Problem details: Output all the data exactly. Pictures do not belong in the copy.

Stored records:
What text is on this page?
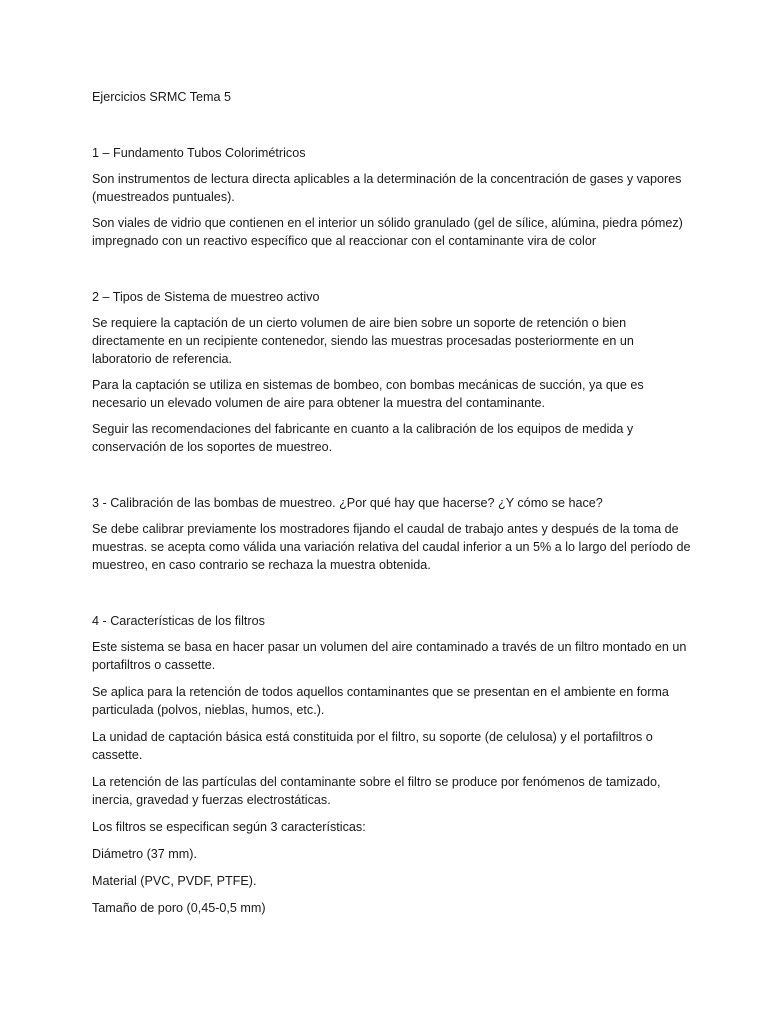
Ejercicios SRMC Tema 5
1 – Fundamento Tubos Colorimétricos

Son instrumentos de lectura directa aplicables a la determinación de la concentración de gases y vapores (muestreados puntuales).

Son viales de vidrio que contienen en el interior un sólido granulado (gel de sílice, alúmina, piedra pómez) impregnado con un reactivo específico que al reaccionar con el contaminante vira de color

2 – Tipos de Sistema de muestreo activo

Se requiere la captación de un cierto volumen de aire bien sobre un soporte de retención o bien directamente en un recipiente contenedor, siendo las muestras procesadas posteriormente en un laboratorio de referencia.

Para la captación se utiliza en sistemas de bombeo, con bombas mecánicas de succión, ya que es necesario un elevado volumen de aire para obtener la muestra del contaminante.

Seguir las recomendaciones del fabricante en cuanto a la calibración de los equipos de medida y conservación de los soportes de muestreo.

3 - Calibración de las bombas de muestreo. ¿Por qué hay que hacerse? ¿Y cómo se hace?

Se debe calibrar previamente los mostradores fijando el caudal de trabajo antes y después de la toma de muestras. se acepta como válida una variación relativa del caudal inferior a un 5% a lo largo del período de muestreo, en caso contrario se rechaza la muestra obtenida.

4 - Características de los filtros

Este sistema se basa en hacer pasar un volumen del aire contaminado a través de un filtro montado en un portafiltros o cassette.

Se aplica para la retención de todos aquellos contaminantes que se presentan en el ambiente en forma particulada (polvos, nieblas, humos, etc.).

La unidad de captación básica está constituida por el filtro, su soporte (de celulosa) y el portafiltros o cassette.

La retención de las partículas del contaminante sobre el filtro se produce por fenómenos de tamizado, inercia, gravedad y fuerzas electrostáticas.

Los filtros se especifican según 3 características:

Diámetro (37 mm).

Material (PVC, PVDF, PTFE).

Tamaño de poro (0,45-0,5 mm)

Completed task:
What text is on this page?
Ejercicios SRMC Tema 5
1 – Fundamento Tubos Colorimétricos

Son instrumentos de lectura directa aplicables a la determinación de la concentración de gases y vapores (muestreados puntuales).

Son viales de vidrio que contienen en el interior un sólido granulado (gel de sílice, alúmina, piedra pómez) impregnado con un reactivo específico que al reaccionar con el contaminante vira de color

2 – Tipos de Sistema de muestreo activo

Se requiere la captación de un cierto volumen de aire bien sobre un soporte de retención o bien directamente en un recipiente contenedor, siendo las muestras procesadas posteriormente en un laboratorio de referencia.

Para la captación se utiliza en sistemas de bombeo, con bombas mecánicas de succión, ya que es necesario un elevado volumen de aire para obtener la muestra del contaminante.

Seguir las recomendaciones del fabricante en cuanto a la calibración de los equipos de medida y conservación de los soportes de muestreo.

3 - Calibración de las bombas de muestreo. ¿Por qué hay que hacerse? ¿Y cómo se hace?

Se debe calibrar previamente los mostradores fijando el caudal de trabajo antes y después de la toma de muestras. se acepta como válida una variación relativa del caudal inferior a un 5% a lo largo del período de muestreo, en caso contrario se rechaza la muestra obtenida.

4 - Características de los filtros

Este sistema se basa en hacer pasar un volumen del aire contaminado a través de un filtro montado en un portafiltros o cassette.

Se aplica para la retención de todos aquellos contaminantes que se presentan en el ambiente en forma particulada (polvos, nieblas, humos, etc.).

La unidad de captación básica está constituida por el filtro, su soporte (de celulosa) y el portafiltros o cassette.

La retención de las partículas del contaminante sobre el filtro se produce por fenómenos de tamizado, inercia, gravedad y fuerzas electrostáticas.

Los filtros se especifican según 3 características:

Diámetro (37 mm).

Material (PVC, PVDF, PTFE).

Tamaño de poro (0,45-0,5 mm)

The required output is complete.